- PROBLEM -
Count the lines in the material below that contain the string "point" and reply with the number only.

- MATERIAL -
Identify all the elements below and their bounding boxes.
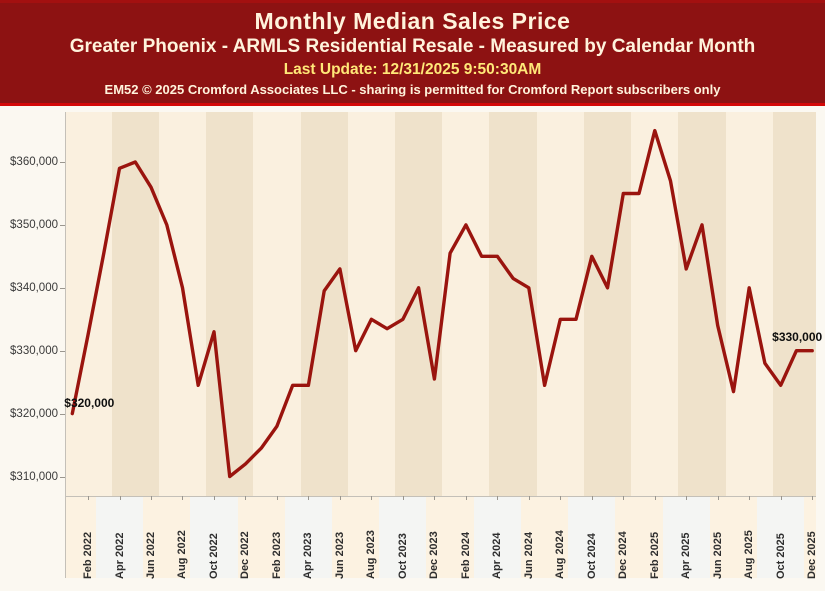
shading-band [489, 112, 537, 496]
y-tick-label: $360,000 [10, 156, 58, 168]
x-tick [88, 496, 90, 500]
x-tick [560, 496, 562, 500]
shading-band [206, 112, 254, 496]
shading-band [347, 112, 395, 496]
x-tick [654, 496, 656, 500]
shading-band [237, 496, 285, 578]
x-tick [402, 496, 404, 500]
shading-band [536, 112, 584, 496]
last-update-text: Last Update: 12/31/2025 9:50:30AM [283, 61, 542, 78]
chart-plot-area: $360,000 $350,000 $340,000 $330,000 $320,000… [0, 106, 825, 591]
y-tick-label: $310,000 [10, 470, 58, 483]
shading-band [725, 112, 773, 496]
x-tick [182, 496, 184, 500]
x-tick [528, 496, 530, 500]
median-price-line [70, 128, 814, 479]
chart-subtitle: Greater Phoenix - ARMLS Residential Resa… [69, 36, 756, 57]
shading-band [253, 112, 301, 496]
shading-band [772, 112, 816, 496]
shading-band [65, 496, 96, 578]
x-tick [497, 496, 499, 500]
y-tick [60, 350, 65, 352]
shading-band [520, 496, 569, 578]
shading-band [143, 496, 191, 578]
x-tick [717, 496, 719, 500]
shading-band [662, 496, 710, 578]
shading-band [442, 112, 490, 496]
x-tick [371, 496, 373, 500]
x-tick [276, 496, 278, 500]
x-tick [434, 496, 436, 500]
shading-band [284, 496, 333, 578]
y-axis-line [65, 112, 66, 578]
x-tick [308, 496, 310, 500]
y-tick-label: $350,000 [10, 218, 58, 231]
shading-band [65, 112, 112, 496]
x-tick [623, 496, 625, 500]
x-axis-line [65, 496, 816, 497]
shading-band [473, 496, 521, 578]
x-tick [812, 496, 814, 500]
point-value-label: $330,000 [772, 329, 823, 344]
chart-header: Monthly Median Sales Price Greater Phoen… [0, 0, 825, 106]
shading-band [568, 496, 616, 578]
x-tick [465, 496, 467, 500]
y-tick-label: $330,000 [10, 344, 58, 357]
y-tick-label: $320,000 [10, 407, 58, 420]
y-tick [60, 287, 65, 289]
x-tick [245, 496, 247, 500]
shading-band [395, 112, 443, 496]
shading-band [158, 112, 207, 496]
x-tick [749, 496, 751, 500]
price-line-series [70, 128, 814, 479]
y-tick [60, 413, 65, 415]
x-tick [780, 496, 782, 500]
shading-band [300, 112, 348, 496]
shading-band [190, 496, 238, 578]
y-tick-label: $340,000 [10, 281, 58, 294]
point-value-label: $320,000 [64, 395, 115, 410]
shading-band [332, 496, 380, 578]
shading-band [426, 496, 474, 578]
copyright-text: EM52 © 2025 Cromford Associates LLC - sh… [104, 82, 721, 97]
y-tick [60, 476, 65, 478]
y-tick [60, 162, 65, 163]
x-tick [686, 496, 688, 500]
shading-band [379, 496, 427, 578]
shading-band [678, 112, 726, 496]
x-tick [339, 496, 341, 500]
x-tick [151, 496, 152, 500]
shading-band [583, 112, 632, 496]
x-tick [119, 496, 121, 500]
x-tick [591, 496, 593, 500]
shading-band [709, 496, 758, 578]
shading-band [804, 496, 816, 578]
chart-title: Monthly Median Sales Price [254, 8, 571, 34]
shading-band [615, 496, 663, 578]
shading-band [757, 496, 805, 578]
y-tick [60, 224, 65, 226]
shading-band [95, 496, 144, 578]
x-tick [213, 496, 215, 500]
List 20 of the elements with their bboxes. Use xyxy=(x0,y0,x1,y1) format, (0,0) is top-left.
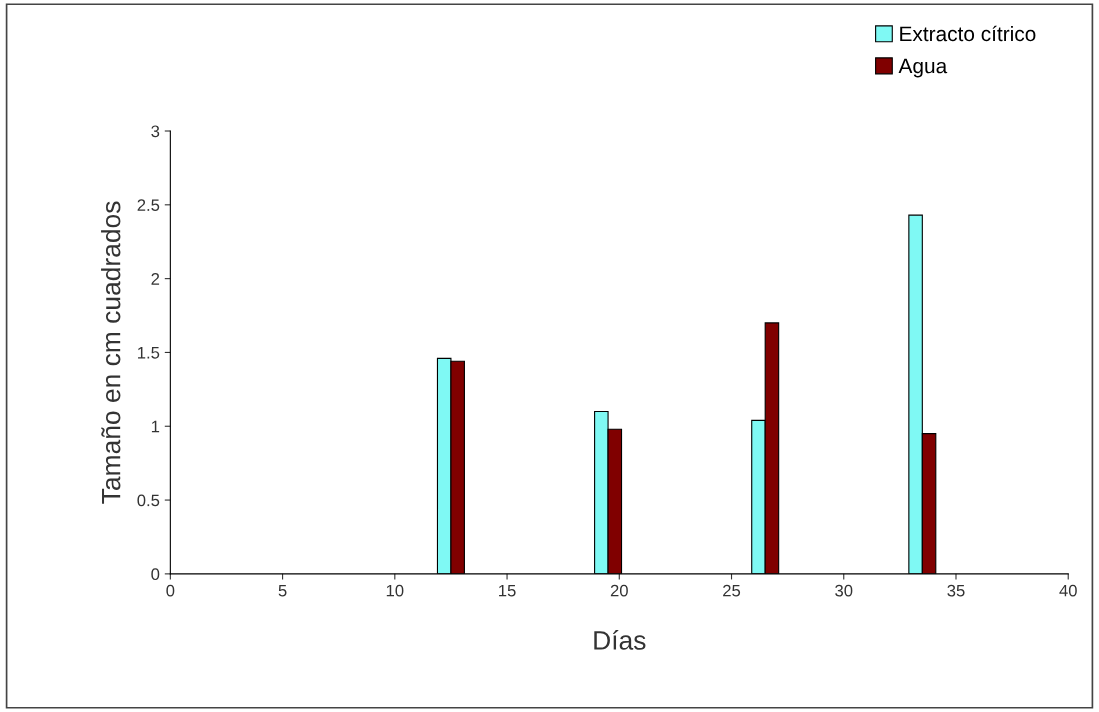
x-tick-label: 10 xyxy=(386,584,404,597)
y-tick-label: 0.5 xyxy=(137,494,160,507)
x-tick-label: 5 xyxy=(278,584,287,597)
x-tick-label: 0 xyxy=(166,584,175,597)
y-tick-label: 1.5 xyxy=(138,347,160,359)
y-tick-label: 1 xyxy=(151,420,160,433)
x-tick-label: 40 xyxy=(1059,584,1077,597)
legend-label: Extracto cítrico xyxy=(900,25,1036,42)
x-tick-label: 25 xyxy=(723,584,741,597)
y-axis-title: Tamaño en cm cuadrados xyxy=(101,201,121,504)
y-tick-label: 2.5 xyxy=(137,199,160,212)
y-tick-label: 3 xyxy=(151,125,160,138)
x-tick-label: 15 xyxy=(499,584,516,597)
x-tick-label: 20 xyxy=(610,584,628,597)
x-tick-label: 35 xyxy=(947,584,965,597)
y-tick-label: 2 xyxy=(151,273,160,285)
x-axis-title: Días xyxy=(594,630,646,650)
x-tick-label: 30 xyxy=(835,584,853,597)
y-tick-label: 0 xyxy=(151,568,160,581)
legend-label: Agua xyxy=(898,58,948,78)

- COMPLETED EXERCISE -
2